Input data
__________
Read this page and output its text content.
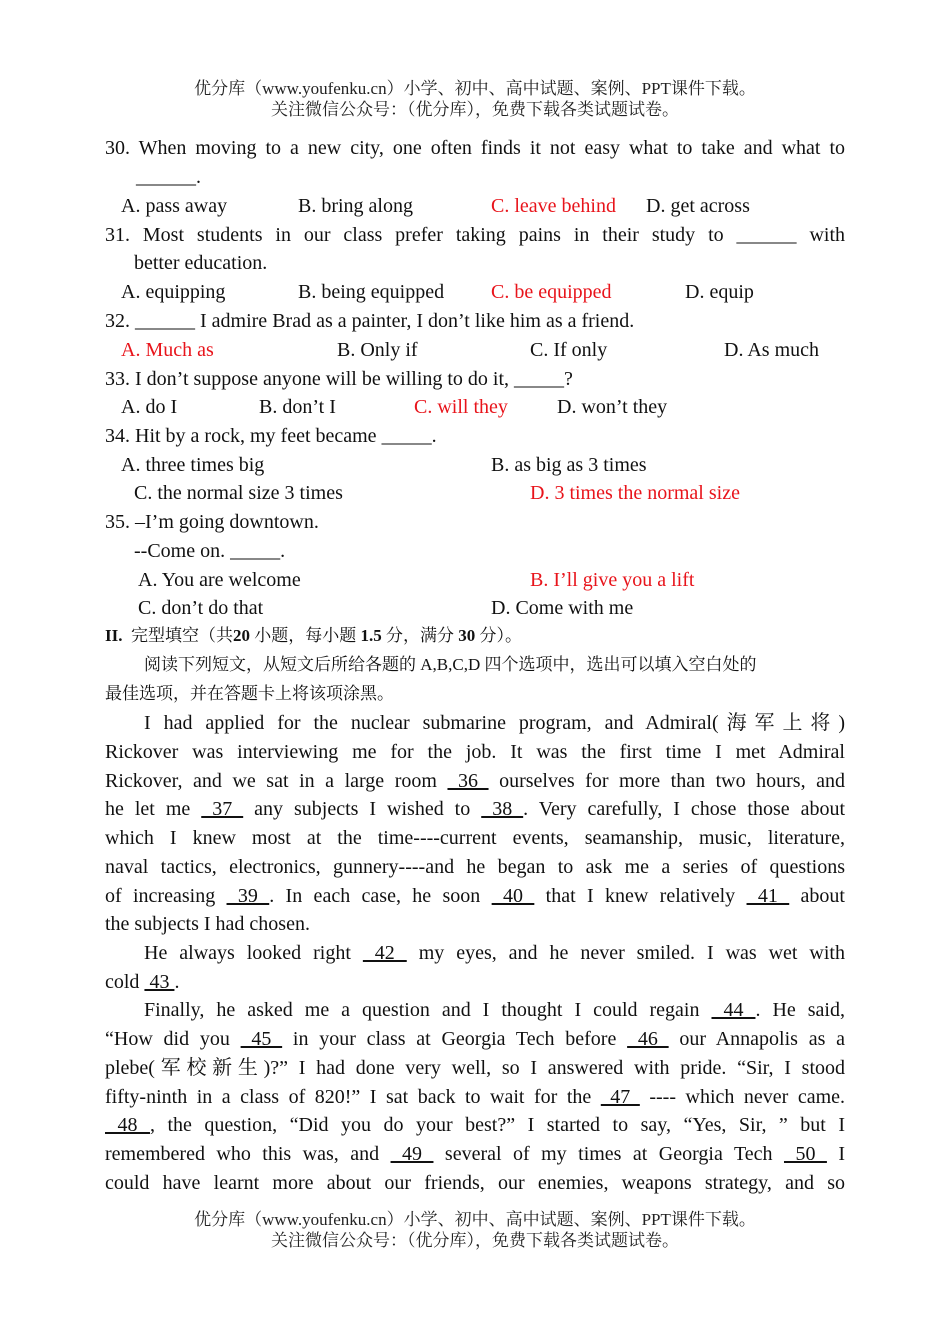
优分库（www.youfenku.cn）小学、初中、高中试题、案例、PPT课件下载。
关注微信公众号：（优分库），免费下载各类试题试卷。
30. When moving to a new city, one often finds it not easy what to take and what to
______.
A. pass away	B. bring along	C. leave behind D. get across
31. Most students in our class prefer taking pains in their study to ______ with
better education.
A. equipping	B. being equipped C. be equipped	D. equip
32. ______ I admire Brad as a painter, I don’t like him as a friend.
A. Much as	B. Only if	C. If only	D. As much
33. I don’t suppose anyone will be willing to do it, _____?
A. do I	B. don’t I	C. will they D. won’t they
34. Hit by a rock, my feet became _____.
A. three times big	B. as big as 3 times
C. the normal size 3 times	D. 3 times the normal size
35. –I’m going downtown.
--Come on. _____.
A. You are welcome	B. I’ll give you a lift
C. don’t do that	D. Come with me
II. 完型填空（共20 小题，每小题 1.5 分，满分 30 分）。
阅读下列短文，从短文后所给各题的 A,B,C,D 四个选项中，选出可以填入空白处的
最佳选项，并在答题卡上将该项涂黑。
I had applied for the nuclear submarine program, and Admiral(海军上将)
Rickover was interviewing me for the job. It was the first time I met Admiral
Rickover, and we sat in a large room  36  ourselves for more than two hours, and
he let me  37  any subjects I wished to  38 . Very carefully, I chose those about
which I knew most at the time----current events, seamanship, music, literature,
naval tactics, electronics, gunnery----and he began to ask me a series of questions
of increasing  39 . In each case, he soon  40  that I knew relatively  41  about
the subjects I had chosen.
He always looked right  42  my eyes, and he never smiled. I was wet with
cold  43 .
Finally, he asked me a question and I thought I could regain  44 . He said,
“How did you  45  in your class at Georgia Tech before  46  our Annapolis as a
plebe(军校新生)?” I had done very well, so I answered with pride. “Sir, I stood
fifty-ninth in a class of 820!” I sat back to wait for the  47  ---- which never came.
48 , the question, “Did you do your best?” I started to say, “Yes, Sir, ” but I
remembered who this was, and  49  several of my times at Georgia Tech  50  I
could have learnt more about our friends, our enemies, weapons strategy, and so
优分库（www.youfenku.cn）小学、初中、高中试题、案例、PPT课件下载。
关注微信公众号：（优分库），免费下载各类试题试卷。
__________
Problem
Repeat the material above in full and exactly, omitting the pictures.

Task output
Read this page and output its text content.
优分库（www.youfenku.cn）小学、初中、高中试题、案例、PPT课件下载。
关注微信公众号：（优分库），免费下载各类试题试卷。
30. When moving to a new city, one often finds it not easy what to take and what to
______.
A. pass away	B. bring along	C. leave behind D. get across
31. Most students in our class prefer taking pains in their study to ______ with
better education.
A. equipping	B. being equipped C. be equipped	D. equip
32. ______ I admire Brad as a painter, I don’t like him as a friend.
A. Much as	B. Only if	C. If only	D. As much
33. I don’t suppose anyone will be willing to do it, _____?
A. do I	B. don’t I	C. will they D. won’t they
34. Hit by a rock, my feet became _____.
A. three times big	B. as big as 3 times
C. the normal size 3 times	D. 3 times the normal size
35. –I’m going downtown.
--Come on. _____.
A. You are welcome	B. I’ll give you a lift
C. don’t do that	D. Come with me
II. 完型填空（共20 小题，每小题 1.5 分，满分 30 分）。
阅读下列短文，从短文后所给各题的 A,B,C,D 四个选项中，选出可以填入空白处的
最佳选项，并在答题卡上将该项涂黑。
I had applied for the nuclear submarine program, and Admiral(海军上将)
Rickover was interviewing me for the job. It was the first time I met Admiral
Rickover, and we sat in a large room  36  ourselves for more than two hours, and
he let me  37  any subjects I wished to  38 . Very carefully, I chose those about
which I knew most at the time----current events, seamanship, music, literature,
naval tactics, electronics, gunnery----and he began to ask me a series of questions
of increasing  39 . In each case, he soon  40  that I knew relatively  41  about
the subjects I had chosen.
He always looked right  42  my eyes, and he never smiled. I was wet with
cold  43 .
Finally, he asked me a question and I thought I could regain  44 . He said,
“How did you  45  in your class at Georgia Tech before  46  our Annapolis as a
plebe(军校新生)?” I had done very well, so I answered with pride. “Sir, I stood
fifty-ninth in a class of 820!” I sat back to wait for the  47  ---- which never came.
48 , the question, “Did you do your best?” I started to say, “Yes, Sir, ” but I
remembered who this was, and  49  several of my times at Georgia Tech  50  I
could have learnt more about our friends, our enemies, weapons strategy, and so
优分库（www.youfenku.cn）小学、初中、高中试题、案例、PPT课件下载。
关注微信公众号：（优分库），免费下载各类试题试卷。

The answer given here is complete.